/---

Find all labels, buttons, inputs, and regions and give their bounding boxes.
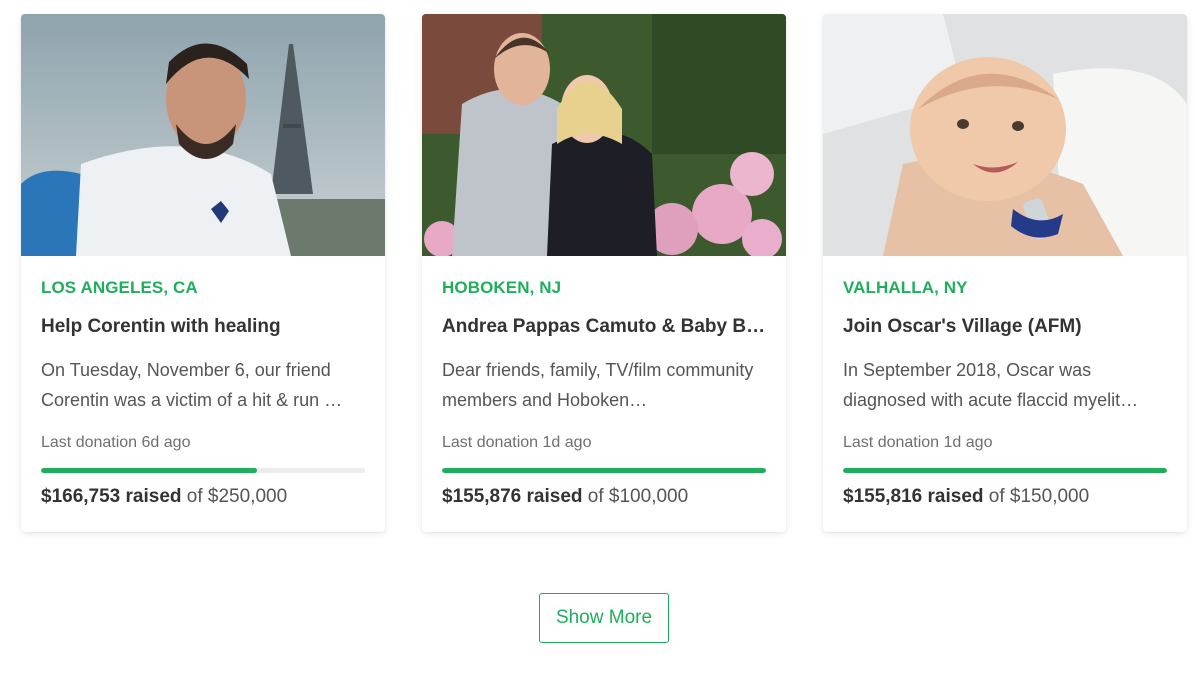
campaign-photo-couple-hydrangeas bbox=[422, 14, 786, 256]
campaign-description: In September 2018, Oscar was diagnosed w… bbox=[843, 360, 1139, 410]
raised-amount: $155,876 raised bbox=[442, 486, 583, 507]
goal-amount: of $250,000 bbox=[186, 486, 288, 507]
campaign-description: Dear friends, family, TV/film community … bbox=[442, 360, 754, 410]
last-donation-text: Last donation 1d ago bbox=[843, 434, 993, 451]
last-donation-text: Last donation 1d ago bbox=[442, 434, 592, 451]
amount-raised: $166,753 raised of $250,000 bbox=[41, 486, 287, 508]
campaign-card[interactable]: VALHALLA, NY Join Oscar's Village (AFM) … bbox=[823, 14, 1187, 532]
campaign-title[interactable]: Andrea Pappas Camuto & Baby Bl… bbox=[442, 316, 766, 338]
campaign-photo[interactable] bbox=[422, 14, 786, 256]
progress-bar-fill bbox=[442, 468, 766, 473]
campaign-description: On Tuesday, November 6, our friend Coren… bbox=[41, 360, 343, 410]
raised-amount: $166,753 raised bbox=[41, 486, 182, 507]
goal-amount: of $100,000 bbox=[587, 486, 689, 507]
campaign-photo-man-eiffel-tower bbox=[21, 14, 385, 256]
amount-raised: $155,816 raised of $150,000 bbox=[843, 486, 1089, 508]
show-more-button[interactable]: Show More bbox=[539, 593, 669, 643]
campaign-card[interactable]: LOS ANGELES, CA Help Corentin with heali… bbox=[21, 14, 385, 532]
progress-bar bbox=[41, 468, 365, 473]
campaign-title[interactable]: Help Corentin with healing bbox=[41, 316, 365, 338]
campaign-location: VALHALLA, NY bbox=[843, 278, 968, 297]
progress-bar bbox=[843, 468, 1167, 473]
campaign-location: HOBOKEN, NJ bbox=[442, 278, 562, 297]
progress-bar-fill bbox=[843, 468, 1167, 473]
campaign-card-list: LOS ANGELES, CA Help Corentin with heali… bbox=[21, 14, 1187, 532]
raised-amount: $155,816 raised bbox=[843, 486, 984, 507]
campaign-photo-baby-hospital bbox=[823, 14, 1187, 256]
progress-bar bbox=[442, 468, 766, 473]
campaign-card[interactable]: HOBOKEN, NJ Andrea Pappas Camuto & Baby … bbox=[422, 14, 786, 532]
campaign-photo[interactable] bbox=[823, 14, 1187, 256]
progress-bar-fill bbox=[41, 468, 258, 473]
goal-amount: of $150,000 bbox=[988, 486, 1090, 507]
campaign-photo[interactable] bbox=[21, 14, 385, 256]
last-donation-text: Last donation 6d ago bbox=[41, 434, 191, 451]
amount-raised: $155,876 raised of $100,000 bbox=[442, 486, 688, 508]
campaign-location: LOS ANGELES, CA bbox=[41, 278, 198, 297]
campaign-title[interactable]: Join Oscar's Village (AFM) bbox=[843, 316, 1167, 338]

\---

WHAT IS NEEDED :: Copy out, word for word, the part of the listing that opens with the line containing "campaign-photo-couple-hydrangeas bbox=[422, 14, 786, 256]" and closes with the line containing "campaign-description: Dear friends, family, TV/film", including both of those lines.

FINAL RESULT ::
campaign-photo-couple-hydrangeas bbox=[422, 14, 786, 256]
campaign-description: In September 2018, Oscar was diagnosed w… bbox=[843, 360, 1139, 410]
raised-amount: $155,876 raised bbox=[442, 486, 583, 507]
goal-amount: of $250,000 bbox=[186, 486, 288, 507]
campaign-description: Dear friends, family, TV/film community … bbox=[442, 360, 754, 410]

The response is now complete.